### Instruções da tarefa
Extraia do texto sobre os cegonheiros paraguaios, sem qualquer alteração, o trecho que se inicia nas palavras "Mecânicos por formação, os" e se encerra após "como ‘los cigüeñeros paraguayos’.".

### Trecho do texto
Mecânicos por formação, os cegonheiros paraguaios desafiam a altitude andina e a solidão do deserto no transporte de carros importados pelo porto de Iquique, no Chile
Romulo Felippe
Argentina/Chile

Durante a travessia da Cordilheira dos Andes, utilizando a nova rota comercial pelo Paso de Jama – na região Norte de Argentina e Chile – são os caminhoneiros paraguaios que dominam o horizonte local do transporte rodoviário de cargas. Dos mais de 100 caminhões que rompem diariamente a aduana andina, pelo menos 40% deles são oriundos do Paraguai. Em sua imensa maioria são caminhões cegonha – cujos motoristas são conhecidos pelas bandas do Deserto do Atacama como ‘los cigüeñeros paraguayos’.
Provindas de Assunción ou Ciudad del Leste, as ‘cigüeñas’ (cegonhas) seguem até a cidade portuária de Iqueque, no Norte Chile. De lá retornam carregadas de carros usados, em geral em bom estado, importados do Japão. O número de veículos transportados nas carretas chega a 15 mil ao ano. Existe, inclusive, uma associação oficial, o Centro de Transportistas Cigüeñeros del Paraguay. Além de carros, os caminhões paraguaios também transportam eletrônicos e afins que chegam da China, Índia e Paquistão.

### Excerto dos dados
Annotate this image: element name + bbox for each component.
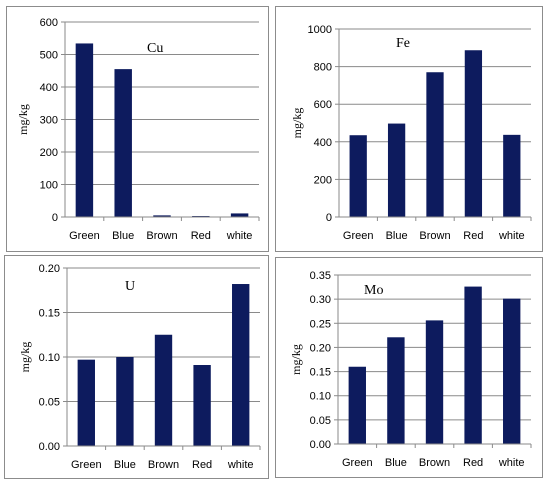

### Resultado correto
Mecânicos por formação, os cegonheiros paraguaios desafiam a altitude andina e a solidão do deserto no transporte de carros importados pelo porto de Iquique, no Chile
Romulo Felippe
Argentina/Chile

Durante a travessia da Cordilheira dos Andes, utilizando a nova rota comercial pelo Paso de Jama – na região Norte de Argentina e Chile – são os caminhoneiros paraguaios que dominam o horizonte local do transporte rodoviário de cargas. Dos mais de 100 caminhões que rompem diariamente a aduana andina, pelo menos 40% deles são oriundos do Paraguai. Em sua imensa maioria são caminhões cegonha – cujos motoristas são conhecidos pelas bandas do Deserto do Atacama como ‘los cigüeñeros paraguayos’.